(Data records)
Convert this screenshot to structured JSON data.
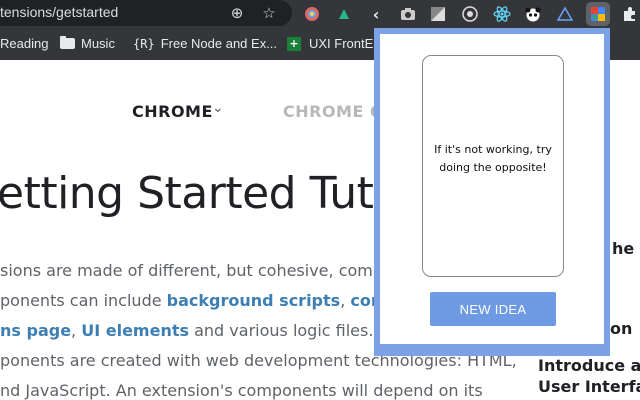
{
  "browser": {
    "url": "tensions/getstarted",
    "extensions_note": "toolbar extension icons",
    "bookmarks": [
      {
        "label": "Reading"
      },
      {
        "label": "Music"
      },
      {
        "glyph": "{R}",
        "label": "Free Node and Ex..."
      },
      {
        "label": "UXI FrontEn"
      }
    ]
  },
  "page": {
    "nav": {
      "chrome": "CHROME",
      "chevron": "⌄",
      "chrome_os": "CHROME OS"
    },
    "title": "etting Started Tutorial",
    "paragraph": {
      "line1": "sions are made of different, but cohesive, compon",
      "line2_pre": "ponents can include ",
      "line2_link1": "background scripts",
      "line2_sep": ", ",
      "line2_link2": "content",
      "line3_link1": "ns page",
      "line3_sep": ", ",
      "line3_link2": "UI elements",
      "line3_post": " and various logic files. Exte",
      "line4": "ponents are created with web development technologies: HTML,",
      "line5": "nd JavaScript. An extension's components will depend on its"
    },
    "sidebar": {
      "fragment1": "he",
      "fragment2": "on",
      "line1": "Introduce a",
      "line2": "User Interfac"
    }
  },
  "popup": {
    "idea": "If it's not working, try doing the opposite!",
    "button_label": "NEW IDEA",
    "colors": {
      "frame": "#7ba1e6",
      "button": "#6e9ae4"
    }
  }
}
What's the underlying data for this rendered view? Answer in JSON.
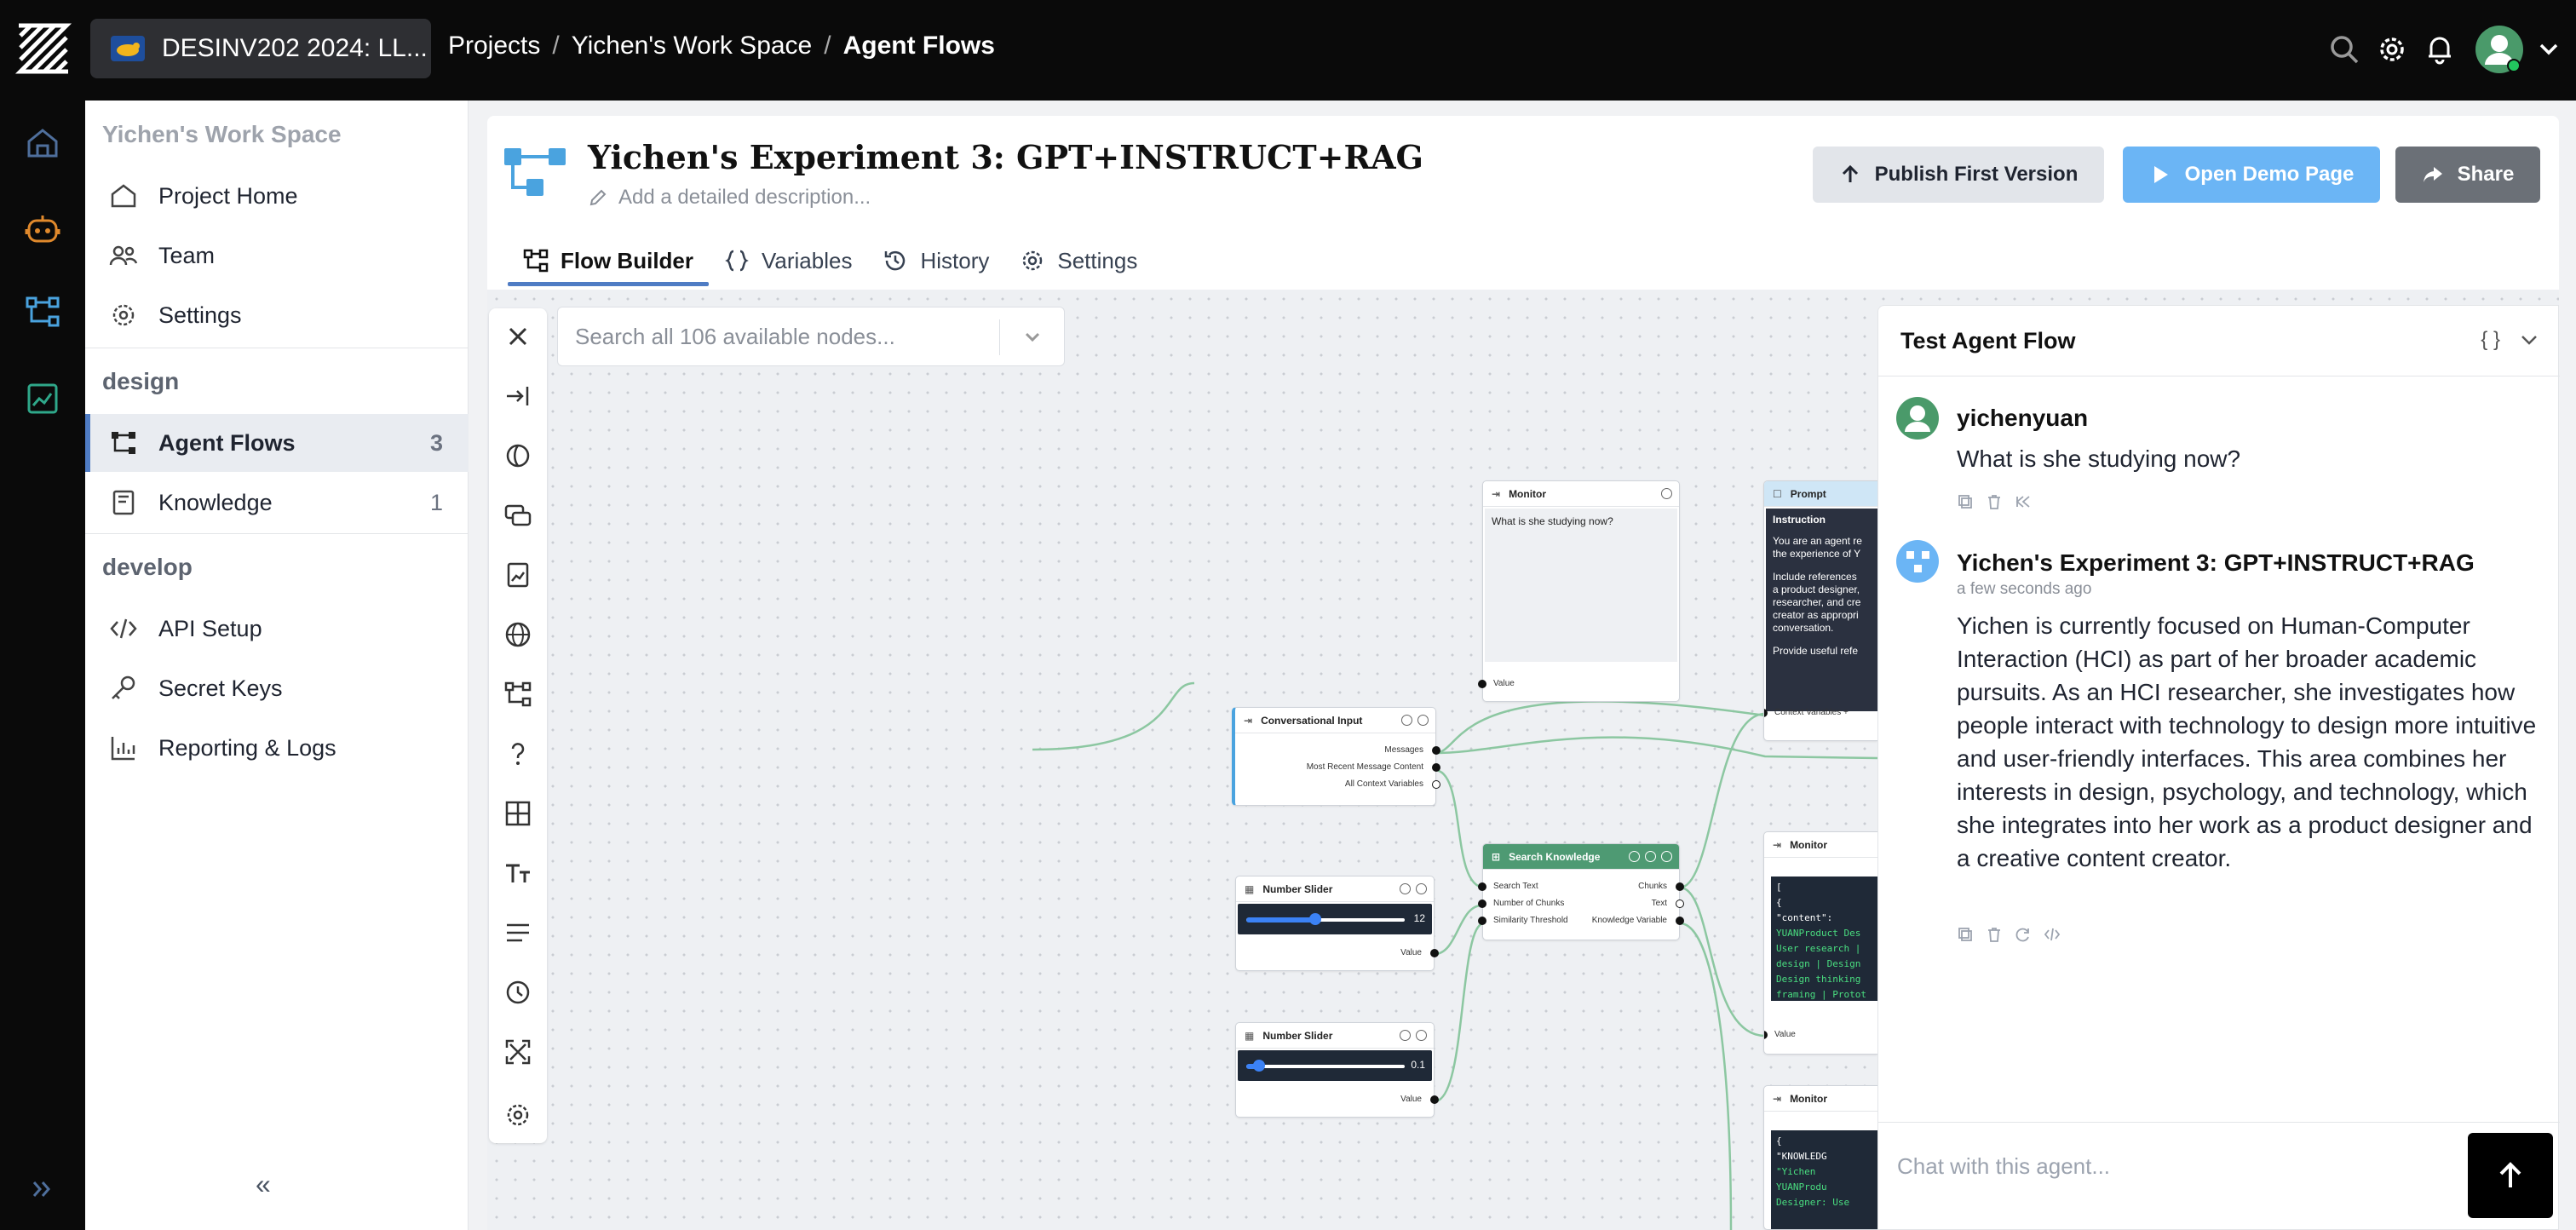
{
  "topbar": {
    "project_name": "DESINV202 2024: LL...",
    "breadcrumbs": [
      "Projects",
      "Yichen's Work Space",
      "Agent Flows"
    ],
    "icons": [
      "search-icon",
      "gear-icon",
      "bell-icon",
      "user-avatar-icon",
      "chevron-down-icon"
    ]
  },
  "rail": {
    "icons": [
      "home-icon",
      "robot-icon",
      "flow-icon",
      "knowledge-icon",
      "expand-icon"
    ]
  },
  "sidebar": {
    "workspace_title": "Yichen's Work Space",
    "workspace_items": [
      {
        "label": "Project Home",
        "icon": "home-icon"
      },
      {
        "label": "Team",
        "icon": "team-icon"
      },
      {
        "label": "Settings",
        "icon": "gear-icon"
      }
    ],
    "design_title": "design",
    "design_items": [
      {
        "label": "Agent Flows",
        "count": "3",
        "icon": "flow-icon"
      },
      {
        "label": "Knowledge",
        "count": "1",
        "icon": "book-icon"
      }
    ],
    "develop_title": "develop",
    "develop_items": [
      {
        "label": "API Setup",
        "icon": "code-icon"
      },
      {
        "label": "Secret Keys",
        "icon": "key-icon"
      },
      {
        "label": "Reporting & Logs",
        "icon": "chart-icon"
      }
    ],
    "collapse": "«"
  },
  "header": {
    "title": "Yichen's Experiment 3: GPT+INSTRUCT+RAG",
    "description_placeholder": "Add a detailed description...",
    "publish_label": "Publish First Version",
    "demo_label": "Open Demo Page",
    "share_label": "Share"
  },
  "tabs": [
    "Flow Builder",
    "Variables",
    "History",
    "Settings"
  ],
  "canvas": {
    "search_placeholder": "Search all 106 available nodes...",
    "nodes": {
      "monitor1": {
        "title": "Monitor",
        "content": "What is she studying now?",
        "port": "Value"
      },
      "prompt": {
        "title": "Prompt",
        "subtitle": "Instruction",
        "lines": [
          "You are an agent re",
          "the experience of Y",
          "",
          "Include references",
          "a product designer,",
          "researcher, and cre",
          "creator as appropri",
          "conversation.",
          "",
          "Provide useful refe"
        ],
        "port": "Context Variables +"
      },
      "conv_input": {
        "title": "Conversational Input",
        "ports": [
          "Messages",
          "Most Recent Message Content",
          "All Context Variables"
        ]
      },
      "search_knowledge": {
        "title": "Search Knowledge",
        "inputs": [
          "Search Text",
          "Number of Chunks",
          "Similarity Threshold"
        ],
        "outputs": [
          "Chunks",
          "Text",
          "Knowledge Variable"
        ]
      },
      "slider1": {
        "title": "Number Slider",
        "value": "12",
        "port": "Value"
      },
      "slider2": {
        "title": "Number Slider",
        "value": "0.1",
        "port": "Value"
      },
      "monitor2": {
        "title": "Monitor",
        "lines": [
          "[",
          "  {",
          "    \"content\":",
          "YUANProduct Des",
          "User research |",
          "design | Design",
          "Design thinking",
          "framing | Protot"
        ],
        "port": "Value"
      },
      "monitor3": {
        "title": "Monitor",
        "lines": [
          "{",
          "  \"KNOWLEDG",
          "    \"Yichen",
          "    YUANProdu",
          "    Designer: Use"
        ]
      }
    }
  },
  "chat": {
    "title": "Test Agent Flow",
    "user_name": "yichenyuan",
    "user_message": "What is she studying now?",
    "agent_name": "Yichen's Experiment 3: GPT+INSTRUCT+RAG",
    "agent_time": "a few seconds ago",
    "agent_message": "Yichen is currently focused on Human-Computer Interaction (HCI) as part of her broader academic pursuits. As an HCI researcher, she investigates how people interact with technology to design more intuitive and user-friendly interfaces. This area combines her interests in design, psychology, and technology, which she integrates into her work as a product designer and a creative content creator.",
    "input_placeholder": "Chat with this agent...",
    "header_icons": [
      "braces-icon",
      "chevron-down-icon"
    ]
  },
  "colors": {
    "accent": "#4f7cc4",
    "demo_button": "#6bb5f5",
    "share_button": "#6b7077",
    "search_knowledge": "#4e9a73",
    "topbar": "#0a0a0a"
  }
}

> _Given instruction_:
Skip the pictures and print each record exactly as it stands.

> _Response_:
Convert this screenshot to structured JSON data.
{
  "browser": {
    "url": "tensions/getstarted",
    "extensions_note": "toolbar extension icons",
    "bookmarks": [
      {
        "label": "Reading"
      },
      {
        "label": "Music"
      },
      {
        "glyph": "{R}",
        "label": "Free Node and Ex..."
      },
      {
        "label": "UXI FrontEn"
      }
    ]
  },
  "page": {
    "nav": {
      "chrome": "CHROME",
      "chevron": "⌄",
      "chrome_os": "CHROME OS"
    },
    "title": "etting Started Tutorial",
    "paragraph": {
      "line1": "sions are made of different, but cohesive, compon",
      "line2_pre": "ponents can include ",
      "line2_link1": "background scripts",
      "line2_sep": ", ",
      "line2_link2": "content",
      "line3_link1": "ns page",
      "line3_sep": ", ",
      "line3_link2": "UI elements",
      "line3_post": " and various logic files. Exte",
      "line4": "ponents are created with web development technologies: HTML,",
      "line5": "nd JavaScript. An extension's components will depend on its"
    },
    "sidebar": {
      "fragment1": "he",
      "fragment2": "on",
      "line1": "Introduce a",
      "line2": "User Interfac"
    }
  },
  "popup": {
    "idea": "If it's not working, try doing the opposite!",
    "button_label": "NEW IDEA",
    "colors": {
      "frame": "#7ba1e6",
      "button": "#6e9ae4"
    }
  }
}
What's the underlying data for this rendered view? Answer in JSON.
{
  "topbar": {
    "project_name": "DESINV202 2024: LL...",
    "breadcrumbs": [
      "Projects",
      "Yichen's Work Space",
      "Agent Flows"
    ],
    "icons": [
      "search-icon",
      "gear-icon",
      "bell-icon",
      "user-avatar-icon",
      "chevron-down-icon"
    ]
  },
  "rail": {
    "icons": [
      "home-icon",
      "robot-icon",
      "flow-icon",
      "knowledge-icon",
      "expand-icon"
    ]
  },
  "sidebar": {
    "workspace_title": "Yichen's Work Space",
    "workspace_items": [
      {
        "label": "Project Home",
        "icon": "home-icon"
      },
      {
        "label": "Team",
        "icon": "team-icon"
      },
      {
        "label": "Settings",
        "icon": "gear-icon"
      }
    ],
    "design_title": "design",
    "design_items": [
      {
        "label": "Agent Flows",
        "count": "3",
        "icon": "flow-icon"
      },
      {
        "label": "Knowledge",
        "count": "1",
        "icon": "book-icon"
      }
    ],
    "develop_title": "develop",
    "develop_items": [
      {
        "label": "API Setup",
        "icon": "code-icon"
      },
      {
        "label": "Secret Keys",
        "icon": "key-icon"
      },
      {
        "label": "Reporting & Logs",
        "icon": "chart-icon"
      }
    ],
    "collapse": "«"
  },
  "header": {
    "title": "Yichen's Experiment 3: GPT+INSTRUCT+RAG",
    "description_placeholder": "Add a detailed description...",
    "publish_label": "Publish First Version",
    "demo_label": "Open Demo Page",
    "share_label": "Share"
  },
  "tabs": [
    "Flow Builder",
    "Variables",
    "History",
    "Settings"
  ],
  "canvas": {
    "search_placeholder": "Search all 106 available nodes...",
    "nodes": {
      "monitor1": {
        "title": "Monitor",
        "content": "What is she studying now?",
        "port": "Value"
      },
      "prompt": {
        "title": "Prompt",
        "subtitle": "Instruction",
        "lines": [
          "You are an agent re",
          "the experience of Y",
          "",
          "Include references",
          "a product designer,",
          "researcher, and cre",
          "creator as appropri",
          "conversation.",
          "",
          "Provide useful refe"
        ],
        "port": "Context Variables +"
      },
      "conv_input": {
        "title": "Conversational Input",
        "ports": [
          "Messages",
          "Most Recent Message Content",
          "All Context Variables"
        ]
      },
      "search_knowledge": {
        "title": "Search Knowledge",
        "inputs": [
          "Search Text",
          "Number of Chunks",
          "Similarity Threshold"
        ],
        "outputs": [
          "Chunks",
          "Text",
          "Knowledge Variable"
        ]
      },
      "slider1": {
        "title": "Number Slider",
        "value": "12",
        "port": "Value"
      },
      "slider2": {
        "title": "Number Slider",
        "value": "0.1",
        "port": "Value"
      },
      "monitor2": {
        "title": "Monitor",
        "lines": [
          "[",
          "  {",
          "    \"content\":",
          "YUANProduct Des",
          "User research |",
          "design | Design",
          "Design thinking",
          "framing | Protot"
        ],
        "port": "Value"
      },
      "monitor3": {
        "title": "Monitor",
        "lines": [
          "{",
          "  \"KNOWLEDG",
          "    \"Yichen",
          "    YUANProdu",
          "    Designer: Use"
        ]
      }
    }
  },
  "chat": {
    "title": "Test Agent Flow",
    "user_name": "yichenyuan",
    "user_message": "What is she studying now?",
    "agent_name": "Yichen's Experiment 3: GPT+INSTRUCT+RAG",
    "agent_time": "a few seconds ago",
    "agent_message": "Yichen is currently focused on Human-Computer Interaction (HCI) as part of her broader academic pursuits. As an HCI researcher, she investigates how people interact with technology to design more intuitive and user-friendly interfaces. This area combines her interests in design, psychology, and technology, which she integrates into her work as a product designer and a creative content creator.",
    "input_placeholder": "Chat with this agent...",
    "header_icons": [
      "braces-icon",
      "chevron-down-icon"
    ]
  },
  "colors": {
    "accent": "#4f7cc4",
    "demo_button": "#6bb5f5",
    "share_button": "#6b7077",
    "search_knowledge": "#4e9a73",
    "topbar": "#0a0a0a"
  }
}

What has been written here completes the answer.